**Compito scritto A**
Trascrivi dal brano sulla festa di Kyoto tutto quello che va da "Tokuriki Tomikichiro, Hanami" giù fino a "del decimo mese.", con entrambi gli estremi.

--- Testo fornito ---

Japonismes. Letture per farci compagnia. Lafcadio a Kyōto.

Tokuriki Tomikichiro, Hanami notturno, dalla serie Trenta vedute di Kyoto, 1930 circa.

 

Era stato stabilito di celebrare in primavera l’undicesimo centenario della fondazione di Kyoto;* ma lo scoppio della peste fece rinviare i festeggiamenti all’autunno, e la celebrazione cominciò il 15 del decimo mese. 

Piccole medaglie commemorative di nichel, fatte per attaccarsi sul petto come decorazioni militari, furono messe in vendita a mezzo yen. queste medaglie davano a chi le portava speciali ribassi su tutte le ferrovie e linee di navigazione giapponesi, ed altri desiderabili privilegi, come la libera entrata in meravigliosi palazzi,| giardini e tempî [sic]. Il 23 ottobre mi trovai io stesso in viaggio per Kyoto col primo treno della mattina, affollatissimo di gente desiderosa di vedere la grande processione storica annunziata per il 24 e 25. 

Molti dovevano viaggiare stando in piedi, ma la folla era di buon umore e gaia. Molti dei miei compagni di viaggio eran geishe [sic] di Osaka che andavano alla festa. Esse si divertivano cantando canzoni e sonando il ken con una certa maschia familiarità, e le loro moine da gattine ed i loro lieti gridi tenevano tutti in allegria. una di loro aveva una voce straordinaria con la quale poteva cinguettare come un passero… 

La prima sorpresa con la quale Kyoto accolse i suoi visitatori fu la bellezza delle sue decorazioni festive. Ogni via era stata apparecchiata per l’illuminazione. Avanti ad ogni casa era stato piantato un nuovo sostegno di legno non dipinto, al quale era sospesa una lanterna con speciali disegni. V’eran pure bandiere nazionali e rami di pino su ogni entrata. Ma le lanterne facevano l’incanto della mostra. In ciascuna sezione della strada esse erano della medesima forma, e fissate esattamente alla stessa altezza, e protette dal possibile cattivo tempo dalla stessa foggia di covertura. Ma nelle vie differenti le lanterne erano differenti. In alcune strade essere eran grandissime; e mentre in alcune vie ciascuna era protetta da un piccolo padiglione di legno, in altre ogni lanterna aveva un ombrello giapponese di carta aperto e fissato sopra.

--- Materiale fornito ---

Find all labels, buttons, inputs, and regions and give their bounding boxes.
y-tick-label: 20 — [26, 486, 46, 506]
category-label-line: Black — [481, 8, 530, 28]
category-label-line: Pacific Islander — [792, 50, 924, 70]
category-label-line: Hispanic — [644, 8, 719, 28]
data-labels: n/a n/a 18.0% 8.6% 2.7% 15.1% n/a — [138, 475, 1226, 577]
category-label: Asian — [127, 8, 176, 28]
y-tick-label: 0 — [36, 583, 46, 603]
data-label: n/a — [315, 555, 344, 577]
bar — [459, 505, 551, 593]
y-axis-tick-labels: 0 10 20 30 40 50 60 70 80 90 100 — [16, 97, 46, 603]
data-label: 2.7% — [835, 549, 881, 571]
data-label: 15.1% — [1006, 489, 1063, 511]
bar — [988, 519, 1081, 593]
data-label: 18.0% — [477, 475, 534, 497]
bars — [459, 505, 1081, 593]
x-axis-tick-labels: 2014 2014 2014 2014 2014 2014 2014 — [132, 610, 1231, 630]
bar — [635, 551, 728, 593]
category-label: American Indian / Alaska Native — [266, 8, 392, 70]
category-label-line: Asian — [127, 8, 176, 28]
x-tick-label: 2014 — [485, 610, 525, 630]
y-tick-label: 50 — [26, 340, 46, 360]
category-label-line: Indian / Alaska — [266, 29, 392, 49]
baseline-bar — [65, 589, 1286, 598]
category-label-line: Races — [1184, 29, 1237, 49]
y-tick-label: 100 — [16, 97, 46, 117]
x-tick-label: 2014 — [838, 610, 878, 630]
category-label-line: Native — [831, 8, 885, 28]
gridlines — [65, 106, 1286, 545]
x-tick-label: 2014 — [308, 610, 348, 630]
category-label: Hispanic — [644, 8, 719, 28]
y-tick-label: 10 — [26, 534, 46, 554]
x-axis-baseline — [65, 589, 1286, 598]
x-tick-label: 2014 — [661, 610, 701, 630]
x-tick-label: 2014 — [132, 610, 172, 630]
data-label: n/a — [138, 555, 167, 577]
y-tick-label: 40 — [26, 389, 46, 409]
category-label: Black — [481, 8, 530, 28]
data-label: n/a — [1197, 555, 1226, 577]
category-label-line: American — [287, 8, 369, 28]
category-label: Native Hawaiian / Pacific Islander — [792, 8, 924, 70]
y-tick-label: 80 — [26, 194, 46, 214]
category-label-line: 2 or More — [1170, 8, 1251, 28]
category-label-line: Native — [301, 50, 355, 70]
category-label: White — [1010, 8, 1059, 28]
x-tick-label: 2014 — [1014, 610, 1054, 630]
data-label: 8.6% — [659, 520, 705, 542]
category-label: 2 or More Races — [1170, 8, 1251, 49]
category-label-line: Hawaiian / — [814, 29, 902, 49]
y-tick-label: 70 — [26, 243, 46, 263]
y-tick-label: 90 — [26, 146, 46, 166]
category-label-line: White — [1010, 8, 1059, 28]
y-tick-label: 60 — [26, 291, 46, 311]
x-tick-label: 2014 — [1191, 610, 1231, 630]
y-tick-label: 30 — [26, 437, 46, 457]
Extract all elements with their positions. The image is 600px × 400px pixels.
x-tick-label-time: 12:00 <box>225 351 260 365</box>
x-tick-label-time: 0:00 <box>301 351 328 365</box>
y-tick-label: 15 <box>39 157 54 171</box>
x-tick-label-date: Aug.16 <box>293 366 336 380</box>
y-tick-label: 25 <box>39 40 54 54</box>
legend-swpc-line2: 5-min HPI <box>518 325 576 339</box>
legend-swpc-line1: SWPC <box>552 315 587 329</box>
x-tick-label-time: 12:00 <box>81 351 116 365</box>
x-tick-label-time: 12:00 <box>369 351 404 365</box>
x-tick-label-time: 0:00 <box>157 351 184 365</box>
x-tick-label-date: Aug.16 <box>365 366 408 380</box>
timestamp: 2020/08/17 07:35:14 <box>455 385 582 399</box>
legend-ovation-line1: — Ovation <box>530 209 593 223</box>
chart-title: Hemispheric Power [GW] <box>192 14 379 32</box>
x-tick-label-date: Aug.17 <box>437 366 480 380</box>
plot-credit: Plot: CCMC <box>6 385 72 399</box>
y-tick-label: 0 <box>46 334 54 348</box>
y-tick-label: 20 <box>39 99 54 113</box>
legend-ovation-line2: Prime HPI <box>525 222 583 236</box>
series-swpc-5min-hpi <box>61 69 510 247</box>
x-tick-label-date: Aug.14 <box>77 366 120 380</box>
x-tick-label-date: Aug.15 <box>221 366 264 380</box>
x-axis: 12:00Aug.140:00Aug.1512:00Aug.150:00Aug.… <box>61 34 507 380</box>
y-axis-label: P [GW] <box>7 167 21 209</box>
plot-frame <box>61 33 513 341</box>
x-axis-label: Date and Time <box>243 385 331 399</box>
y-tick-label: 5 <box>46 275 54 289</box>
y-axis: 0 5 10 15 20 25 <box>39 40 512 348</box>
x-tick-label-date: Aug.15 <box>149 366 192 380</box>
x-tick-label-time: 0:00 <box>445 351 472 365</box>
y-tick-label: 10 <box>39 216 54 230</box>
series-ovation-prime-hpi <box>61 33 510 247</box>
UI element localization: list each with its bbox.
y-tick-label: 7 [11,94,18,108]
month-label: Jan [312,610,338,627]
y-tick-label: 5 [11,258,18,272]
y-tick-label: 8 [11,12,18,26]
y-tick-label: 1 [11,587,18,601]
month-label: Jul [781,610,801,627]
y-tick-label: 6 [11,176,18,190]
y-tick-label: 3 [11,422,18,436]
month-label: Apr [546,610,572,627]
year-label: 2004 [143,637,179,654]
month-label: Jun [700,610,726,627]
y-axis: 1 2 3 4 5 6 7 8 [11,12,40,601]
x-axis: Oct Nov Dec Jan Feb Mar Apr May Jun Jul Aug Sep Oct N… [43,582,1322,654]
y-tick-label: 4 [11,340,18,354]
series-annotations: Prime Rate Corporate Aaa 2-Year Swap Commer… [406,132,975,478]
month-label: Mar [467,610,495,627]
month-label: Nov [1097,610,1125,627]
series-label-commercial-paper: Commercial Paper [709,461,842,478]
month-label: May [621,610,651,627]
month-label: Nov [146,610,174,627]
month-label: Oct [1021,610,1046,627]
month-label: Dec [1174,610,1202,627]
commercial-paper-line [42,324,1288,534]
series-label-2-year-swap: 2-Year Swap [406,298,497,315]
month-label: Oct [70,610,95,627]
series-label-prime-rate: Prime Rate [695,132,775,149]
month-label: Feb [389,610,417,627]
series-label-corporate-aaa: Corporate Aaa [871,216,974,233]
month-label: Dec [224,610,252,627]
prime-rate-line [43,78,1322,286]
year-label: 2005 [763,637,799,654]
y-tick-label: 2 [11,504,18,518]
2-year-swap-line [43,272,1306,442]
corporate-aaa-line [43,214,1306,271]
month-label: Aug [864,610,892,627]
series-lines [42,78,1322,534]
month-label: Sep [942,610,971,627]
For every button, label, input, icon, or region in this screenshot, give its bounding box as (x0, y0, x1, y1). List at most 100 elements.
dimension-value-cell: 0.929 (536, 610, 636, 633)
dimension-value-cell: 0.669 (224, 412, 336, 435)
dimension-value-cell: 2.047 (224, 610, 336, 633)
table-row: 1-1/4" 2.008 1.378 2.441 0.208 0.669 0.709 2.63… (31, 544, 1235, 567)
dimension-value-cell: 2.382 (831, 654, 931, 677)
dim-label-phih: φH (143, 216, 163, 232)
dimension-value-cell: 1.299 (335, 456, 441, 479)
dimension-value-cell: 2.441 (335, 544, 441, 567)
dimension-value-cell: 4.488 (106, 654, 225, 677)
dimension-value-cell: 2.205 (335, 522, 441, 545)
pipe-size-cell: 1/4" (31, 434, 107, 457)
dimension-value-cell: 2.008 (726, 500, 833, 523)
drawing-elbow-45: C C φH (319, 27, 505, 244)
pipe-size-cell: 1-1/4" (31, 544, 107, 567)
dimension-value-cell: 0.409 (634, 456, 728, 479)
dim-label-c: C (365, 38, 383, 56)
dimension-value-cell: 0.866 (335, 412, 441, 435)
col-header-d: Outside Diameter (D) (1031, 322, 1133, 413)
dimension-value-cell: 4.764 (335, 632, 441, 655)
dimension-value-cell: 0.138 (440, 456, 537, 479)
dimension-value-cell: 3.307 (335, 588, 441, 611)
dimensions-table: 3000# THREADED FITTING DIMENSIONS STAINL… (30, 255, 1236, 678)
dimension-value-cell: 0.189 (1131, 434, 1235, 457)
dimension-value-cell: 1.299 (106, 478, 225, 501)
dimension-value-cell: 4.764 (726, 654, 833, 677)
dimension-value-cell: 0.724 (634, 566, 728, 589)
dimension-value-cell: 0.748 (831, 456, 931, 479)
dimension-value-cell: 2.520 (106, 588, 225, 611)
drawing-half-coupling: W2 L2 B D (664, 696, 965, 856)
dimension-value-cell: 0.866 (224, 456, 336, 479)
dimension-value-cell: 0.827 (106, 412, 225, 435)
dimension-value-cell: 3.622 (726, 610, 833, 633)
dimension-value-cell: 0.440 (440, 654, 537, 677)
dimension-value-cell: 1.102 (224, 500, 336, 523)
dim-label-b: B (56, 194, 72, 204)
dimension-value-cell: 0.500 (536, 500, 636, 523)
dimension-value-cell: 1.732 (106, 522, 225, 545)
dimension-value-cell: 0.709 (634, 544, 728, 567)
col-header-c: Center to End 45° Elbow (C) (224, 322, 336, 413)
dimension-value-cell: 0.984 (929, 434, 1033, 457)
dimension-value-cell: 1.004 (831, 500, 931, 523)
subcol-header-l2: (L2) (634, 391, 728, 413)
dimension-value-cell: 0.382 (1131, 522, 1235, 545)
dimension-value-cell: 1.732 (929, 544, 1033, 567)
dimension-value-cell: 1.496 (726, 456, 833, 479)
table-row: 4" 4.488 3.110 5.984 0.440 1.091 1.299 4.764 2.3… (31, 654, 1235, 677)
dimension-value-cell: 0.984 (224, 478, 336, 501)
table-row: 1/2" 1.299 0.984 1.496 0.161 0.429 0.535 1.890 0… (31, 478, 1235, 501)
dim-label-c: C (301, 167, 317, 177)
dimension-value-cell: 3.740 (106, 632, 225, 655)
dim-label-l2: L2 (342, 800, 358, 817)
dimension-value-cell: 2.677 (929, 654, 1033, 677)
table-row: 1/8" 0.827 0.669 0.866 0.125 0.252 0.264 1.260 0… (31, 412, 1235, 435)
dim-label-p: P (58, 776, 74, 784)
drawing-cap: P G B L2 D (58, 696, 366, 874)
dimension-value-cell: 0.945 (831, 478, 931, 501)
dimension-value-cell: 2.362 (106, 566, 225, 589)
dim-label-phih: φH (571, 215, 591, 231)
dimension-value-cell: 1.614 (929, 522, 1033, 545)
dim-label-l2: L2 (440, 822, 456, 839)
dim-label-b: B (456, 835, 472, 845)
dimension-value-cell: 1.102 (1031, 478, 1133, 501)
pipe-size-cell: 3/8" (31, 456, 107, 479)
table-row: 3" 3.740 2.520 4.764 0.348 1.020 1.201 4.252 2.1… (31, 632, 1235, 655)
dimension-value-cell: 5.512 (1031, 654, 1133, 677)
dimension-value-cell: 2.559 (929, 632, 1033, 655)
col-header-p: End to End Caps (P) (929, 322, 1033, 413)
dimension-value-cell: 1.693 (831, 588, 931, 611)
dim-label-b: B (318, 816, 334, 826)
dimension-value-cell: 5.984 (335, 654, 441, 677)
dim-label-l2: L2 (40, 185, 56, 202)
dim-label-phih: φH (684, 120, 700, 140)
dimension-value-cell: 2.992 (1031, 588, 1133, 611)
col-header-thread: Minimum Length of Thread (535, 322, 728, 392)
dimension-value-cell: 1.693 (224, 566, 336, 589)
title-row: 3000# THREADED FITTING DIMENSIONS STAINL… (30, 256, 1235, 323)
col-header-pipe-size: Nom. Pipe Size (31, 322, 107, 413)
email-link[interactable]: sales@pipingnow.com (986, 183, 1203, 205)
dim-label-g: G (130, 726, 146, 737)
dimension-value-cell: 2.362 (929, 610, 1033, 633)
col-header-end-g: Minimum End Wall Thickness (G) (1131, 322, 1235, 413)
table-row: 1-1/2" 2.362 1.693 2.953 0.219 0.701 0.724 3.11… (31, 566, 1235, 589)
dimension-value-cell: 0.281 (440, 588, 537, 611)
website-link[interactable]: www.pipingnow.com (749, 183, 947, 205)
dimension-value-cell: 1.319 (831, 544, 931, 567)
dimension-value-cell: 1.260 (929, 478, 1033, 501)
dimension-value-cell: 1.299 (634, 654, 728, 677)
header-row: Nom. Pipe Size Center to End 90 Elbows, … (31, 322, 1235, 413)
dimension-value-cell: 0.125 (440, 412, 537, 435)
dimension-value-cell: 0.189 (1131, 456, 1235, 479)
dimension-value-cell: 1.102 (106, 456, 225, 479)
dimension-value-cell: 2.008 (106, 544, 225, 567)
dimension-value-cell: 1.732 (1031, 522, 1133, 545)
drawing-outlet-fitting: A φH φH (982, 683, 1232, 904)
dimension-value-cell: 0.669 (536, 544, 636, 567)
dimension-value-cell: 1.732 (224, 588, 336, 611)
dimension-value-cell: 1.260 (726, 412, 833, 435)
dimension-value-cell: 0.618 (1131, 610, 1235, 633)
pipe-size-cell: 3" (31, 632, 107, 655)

---

**Compito scritto B**
Riscrivi parola per parola soltanto la parte dei record che va dal loro inizio giù fino alla riga che contiene "y-tick-label: 80 — [26, 194, 46, 214]", inclusa.

**Risposta attesa A**
Tokuriki Tomikichiro, Hanami notturno, dalla serie Trenta vedute di Kyoto, 1930 circa.

 

Era stato stabilito di celebrare in primavera l’undicesimo centenario della fondazione di Kyoto;* ma lo scoppio della peste fece rinviare i festeggiamenti all’autunno, e la celebrazione cominciò il 15 del decimo mese.

**Risposta attesa B**
Find all labels, buttons, inputs, and regions and give their bounding boxes.
y-tick-label: 20 — [26, 486, 46, 506]
category-label-line: Black — [481, 8, 530, 28]
category-label-line: Pacific Islander — [792, 50, 924, 70]
category-label-line: Hispanic — [644, 8, 719, 28]
data-labels: n/a n/a 18.0% 8.6% 2.7% 15.1% n/a — [138, 475, 1226, 577]
category-label: Asian — [127, 8, 176, 28]
y-tick-label: 0 — [36, 583, 46, 603]
data-label: n/a — [315, 555, 344, 577]
bar — [459, 505, 551, 593]
y-axis-tick-labels: 0 10 20 30 40 50 60 70 80 90 100 — [16, 97, 46, 603]
data-label: 2.7% — [835, 549, 881, 571]
data-label: 15.1% — [1006, 489, 1063, 511]
bar — [988, 519, 1081, 593]
data-label: 18.0% — [477, 475, 534, 497]
bars — [459, 505, 1081, 593]
x-axis-tick-labels: 2014 2014 2014 2014 2014 2014 2014 — [132, 610, 1231, 630]
bar — [635, 551, 728, 593]
category-label: American Indian / Alaska Native — [266, 8, 392, 70]
category-label-line: Asian — [127, 8, 176, 28]
x-tick-label: 2014 — [485, 610, 525, 630]
y-tick-label: 50 — [26, 340, 46, 360]
category-label-line: Indian / Alaska — [266, 29, 392, 49]
baseline-bar — [65, 589, 1286, 598]
category-label-line: Races — [1184, 29, 1237, 49]
y-tick-label: 100 — [16, 97, 46, 117]
x-tick-label: 2014 — [838, 610, 878, 630]
category-label-line: Native — [831, 8, 885, 28]
gridlines — [65, 106, 1286, 545]
x-tick-label: 2014 — [308, 610, 348, 630]
category-label: Hispanic — [644, 8, 719, 28]
y-tick-label: 10 — [26, 534, 46, 554]
x-axis-baseline — [65, 589, 1286, 598]
x-tick-label: 2014 — [661, 610, 701, 630]
x-tick-label: 2014 — [132, 610, 172, 630]
data-label: n/a — [138, 555, 167, 577]
y-tick-label: 40 — [26, 389, 46, 409]
category-label: Black — [481, 8, 530, 28]
data-label: n/a — [1197, 555, 1226, 577]
category-label-line: American — [287, 8, 369, 28]
category-label: Native Hawaiian / Pacific Islander — [792, 8, 924, 70]
y-tick-label: 80 — [26, 194, 46, 214]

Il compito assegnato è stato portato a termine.